===== EXTRACTED ENTRIES =====

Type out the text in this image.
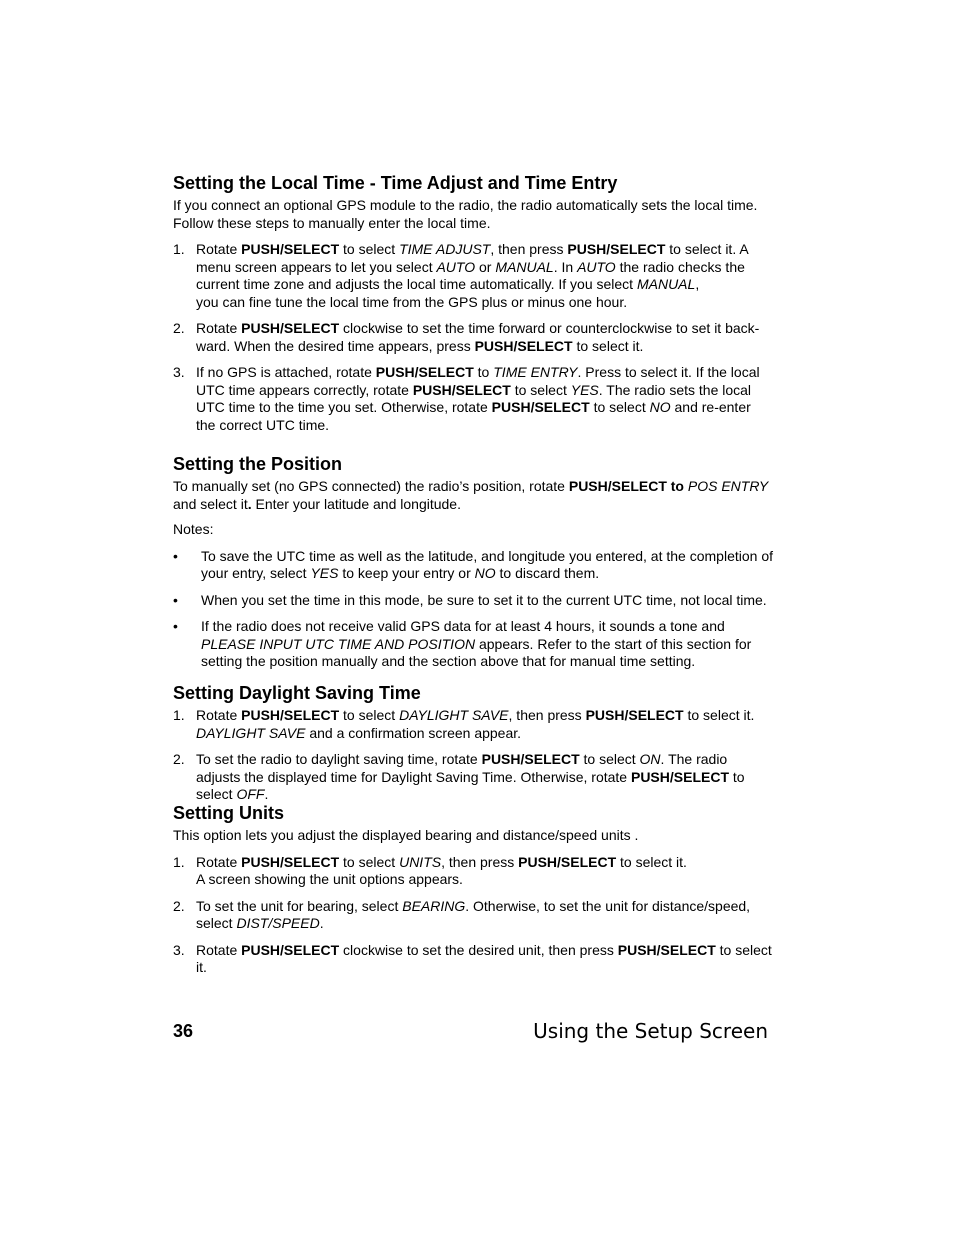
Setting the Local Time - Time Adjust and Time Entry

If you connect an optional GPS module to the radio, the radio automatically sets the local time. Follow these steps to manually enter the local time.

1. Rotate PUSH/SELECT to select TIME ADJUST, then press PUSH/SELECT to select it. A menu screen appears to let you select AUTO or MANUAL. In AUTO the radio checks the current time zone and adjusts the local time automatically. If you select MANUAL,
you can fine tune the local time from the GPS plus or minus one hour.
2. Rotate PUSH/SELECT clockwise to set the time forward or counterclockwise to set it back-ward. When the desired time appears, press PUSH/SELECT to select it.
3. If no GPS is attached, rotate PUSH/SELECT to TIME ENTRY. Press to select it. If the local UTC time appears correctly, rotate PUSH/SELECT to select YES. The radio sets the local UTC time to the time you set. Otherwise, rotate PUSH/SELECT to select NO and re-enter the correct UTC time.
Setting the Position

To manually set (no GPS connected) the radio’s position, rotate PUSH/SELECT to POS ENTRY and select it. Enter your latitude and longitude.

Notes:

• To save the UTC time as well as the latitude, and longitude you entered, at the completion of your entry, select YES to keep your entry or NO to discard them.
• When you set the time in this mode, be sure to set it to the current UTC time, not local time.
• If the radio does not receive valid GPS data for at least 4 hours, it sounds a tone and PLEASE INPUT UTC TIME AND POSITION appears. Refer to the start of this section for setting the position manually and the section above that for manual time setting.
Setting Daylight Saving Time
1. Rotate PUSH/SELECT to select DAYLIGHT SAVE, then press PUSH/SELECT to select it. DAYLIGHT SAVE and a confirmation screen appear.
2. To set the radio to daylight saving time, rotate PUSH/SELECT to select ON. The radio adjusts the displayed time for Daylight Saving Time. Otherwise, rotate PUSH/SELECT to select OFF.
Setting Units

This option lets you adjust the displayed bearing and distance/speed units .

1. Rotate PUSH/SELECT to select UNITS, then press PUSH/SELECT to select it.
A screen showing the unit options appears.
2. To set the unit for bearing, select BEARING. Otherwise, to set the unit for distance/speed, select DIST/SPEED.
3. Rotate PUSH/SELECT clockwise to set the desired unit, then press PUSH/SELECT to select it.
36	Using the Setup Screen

=====

## WHAT THIS TASK INVOLVES
Look through the data above. Copy every line with the string "longitude" in it.

## FULL RESPONSE
To manually set (no GPS connected) the radio’s position, rotate PUSH/SELECT to POS ENTRY and select it. Enter your latitude and longitude.
• To save the UTC time as well as the latitude, and longitude you entered, at the completion of your entry, select YES to keep your entry or NO to discard them.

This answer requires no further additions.